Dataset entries
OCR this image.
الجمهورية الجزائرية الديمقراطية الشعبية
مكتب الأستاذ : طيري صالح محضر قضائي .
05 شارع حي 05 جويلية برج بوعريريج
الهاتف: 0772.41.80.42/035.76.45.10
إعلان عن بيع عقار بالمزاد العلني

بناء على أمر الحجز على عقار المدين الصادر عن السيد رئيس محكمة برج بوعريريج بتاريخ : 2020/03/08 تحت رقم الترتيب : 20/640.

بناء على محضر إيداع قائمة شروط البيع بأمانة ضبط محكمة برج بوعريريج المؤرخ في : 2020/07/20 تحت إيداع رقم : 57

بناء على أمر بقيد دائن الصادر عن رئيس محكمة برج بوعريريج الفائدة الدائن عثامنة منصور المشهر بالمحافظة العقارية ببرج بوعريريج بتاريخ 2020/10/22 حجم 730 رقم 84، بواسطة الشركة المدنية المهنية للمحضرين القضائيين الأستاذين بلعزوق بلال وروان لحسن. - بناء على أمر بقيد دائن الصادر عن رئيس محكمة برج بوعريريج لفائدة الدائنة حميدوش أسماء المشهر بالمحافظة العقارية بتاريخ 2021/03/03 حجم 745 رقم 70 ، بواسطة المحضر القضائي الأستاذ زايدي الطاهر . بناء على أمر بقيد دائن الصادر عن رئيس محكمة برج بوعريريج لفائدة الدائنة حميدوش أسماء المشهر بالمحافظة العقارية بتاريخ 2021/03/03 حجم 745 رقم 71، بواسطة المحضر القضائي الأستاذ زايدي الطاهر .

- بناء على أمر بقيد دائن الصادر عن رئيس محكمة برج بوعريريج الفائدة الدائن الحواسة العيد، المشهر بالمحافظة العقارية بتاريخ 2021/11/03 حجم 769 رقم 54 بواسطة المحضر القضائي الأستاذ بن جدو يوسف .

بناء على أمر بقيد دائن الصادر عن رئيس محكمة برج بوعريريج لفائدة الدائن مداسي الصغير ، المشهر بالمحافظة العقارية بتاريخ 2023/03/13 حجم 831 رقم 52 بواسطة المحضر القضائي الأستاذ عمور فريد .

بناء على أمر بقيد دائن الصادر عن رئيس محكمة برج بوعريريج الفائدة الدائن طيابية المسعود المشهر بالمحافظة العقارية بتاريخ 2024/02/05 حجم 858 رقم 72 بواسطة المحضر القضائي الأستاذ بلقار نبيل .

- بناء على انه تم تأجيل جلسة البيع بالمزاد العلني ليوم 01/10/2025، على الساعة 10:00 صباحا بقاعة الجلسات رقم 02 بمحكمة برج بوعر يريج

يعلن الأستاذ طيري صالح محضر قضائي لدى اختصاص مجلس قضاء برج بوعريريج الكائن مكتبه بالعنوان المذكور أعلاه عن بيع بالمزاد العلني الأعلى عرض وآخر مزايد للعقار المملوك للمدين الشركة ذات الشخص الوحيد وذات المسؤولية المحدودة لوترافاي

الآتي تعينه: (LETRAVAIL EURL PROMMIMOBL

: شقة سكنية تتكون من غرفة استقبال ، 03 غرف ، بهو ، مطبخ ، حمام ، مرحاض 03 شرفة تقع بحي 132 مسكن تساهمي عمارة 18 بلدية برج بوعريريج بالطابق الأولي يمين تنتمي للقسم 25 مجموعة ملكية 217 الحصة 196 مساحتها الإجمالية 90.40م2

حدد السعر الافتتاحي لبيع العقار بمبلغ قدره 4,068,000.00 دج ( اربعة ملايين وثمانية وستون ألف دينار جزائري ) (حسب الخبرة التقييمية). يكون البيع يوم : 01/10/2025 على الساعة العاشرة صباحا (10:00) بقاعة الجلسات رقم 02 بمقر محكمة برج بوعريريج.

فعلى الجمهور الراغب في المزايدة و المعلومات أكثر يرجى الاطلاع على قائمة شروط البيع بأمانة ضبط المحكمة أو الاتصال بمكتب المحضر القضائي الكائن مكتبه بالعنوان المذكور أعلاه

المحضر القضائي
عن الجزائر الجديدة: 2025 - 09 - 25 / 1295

**Description of the task:**
All of the entries should be written out again exactly.

**Finished answer:**
OCR this image.
الجمهورية الجزائرية الديمقراطية الشعبية
مكتب الأستاذ : طيري صالح محضر قضائي .
05 شارع حي 05 جويلية برج بوعريريج
الهاتف: 0772.41.80.42/035.76.45.10
إعلان عن بيع عقار بالمزاد العلني

بناء على أمر الحجز على عقار المدين الصادر عن السيد رئيس محكمة برج بوعريريج بتاريخ : 2020/03/08 تحت رقم الترتيب : 20/640.

بناء على محضر إيداع قائمة شروط البيع بأمانة ضبط محكمة برج بوعريريج المؤرخ في : 2020/07/20 تحت إيداع رقم : 57

بناء على أمر بقيد دائن الصادر عن رئيس محكمة برج بوعريريج الفائدة الدائن عثامنة منصور المشهر بالمحافظة العقارية ببرج بوعريريج بتاريخ 2020/10/22 حجم 730 رقم 84، بواسطة الشركة المدنية المهنية للمحضرين القضائيين الأستاذين بلعزوق بلال وروان لحسن. - بناء على أمر بقيد دائن الصادر عن رئيس محكمة برج بوعريريج لفائدة الدائنة حميدوش أسماء المشهر بالمحافظة العقارية بتاريخ 2021/03/03 حجم 745 رقم 70 ، بواسطة المحضر القضائي الأستاذ زايدي الطاهر . بناء على أمر بقيد دائن الصادر عن رئيس محكمة برج بوعريريج لفائدة الدائنة حميدوش أسماء المشهر بالمحافظة العقارية بتاريخ 2021/03/03 حجم 745 رقم 71، بواسطة المحضر القضائي الأستاذ زايدي الطاهر .

- بناء على أمر بقيد دائن الصادر عن رئيس محكمة برج بوعريريج الفائدة الدائن الحواسة العيد، المشهر بالمحافظة العقارية بتاريخ 2021/11/03 حجم 769 رقم 54 بواسطة المحضر القضائي الأستاذ بن جدو يوسف .

بناء على أمر بقيد دائن الصادر عن رئيس محكمة برج بوعريريج لفائدة الدائن مداسي الصغير ، المشهر بالمحافظة العقارية بتاريخ 2023/03/13 حجم 831 رقم 52 بواسطة المحضر القضائي الأستاذ عمور فريد .

بناء على أمر بقيد دائن الصادر عن رئيس محكمة برج بوعريريج الفائدة الدائن طيابية المسعود المشهر بالمحافظة العقارية بتاريخ 2024/02/05 حجم 858 رقم 72 بواسطة المحضر القضائي الأستاذ بلقار نبيل .

- بناء على انه تم تأجيل جلسة البيع بالمزاد العلني ليوم 01/10/2025، على الساعة 10:00 صباحا بقاعة الجلسات رقم 02 بمحكمة برج بوعر يريج

يعلن الأستاذ طيري صالح محضر قضائي لدى اختصاص مجلس قضاء برج بوعريريج الكائن مكتبه بالعنوان المذكور أعلاه عن بيع بالمزاد العلني الأعلى عرض وآخر مزايد للعقار المملوك للمدين الشركة ذات الشخص الوحيد وذات المسؤولية المحدودة لوترافاي

الآتي تعينه: (LETRAVAIL EURL PROMMIMOBL

: شقة سكنية تتكون من غرفة استقبال ، 03 غرف ، بهو ، مطبخ ، حمام ، مرحاض 03 شرفة تقع بحي 132 مسكن تساهمي عمارة 18 بلدية برج بوعريريج بالطابق الأولي يمين تنتمي للقسم 25 مجموعة ملكية 217 الحصة 196 مساحتها الإجمالية 90.40م2

حدد السعر الافتتاحي لبيع العقار بمبلغ قدره 4,068,000.00 دج ( اربعة ملايين وثمانية وستون ألف دينار جزائري ) (حسب الخبرة التقييمية). يكون البيع يوم : 01/10/2025 على الساعة العاشرة صباحا (10:00) بقاعة الجلسات رقم 02 بمقر محكمة برج بوعريريج.

فعلى الجمهور الراغب في المزايدة و المعلومات أكثر يرجى الاطلاع على قائمة شروط البيع بأمانة ضبط المحكمة أو الاتصال بمكتب المحضر القضائي الكائن مكتبه بالعنوان المذكور أعلاه

المحضر القضائي
عن الجزائر الجديدة: 2025 - 09 - 25 / 1295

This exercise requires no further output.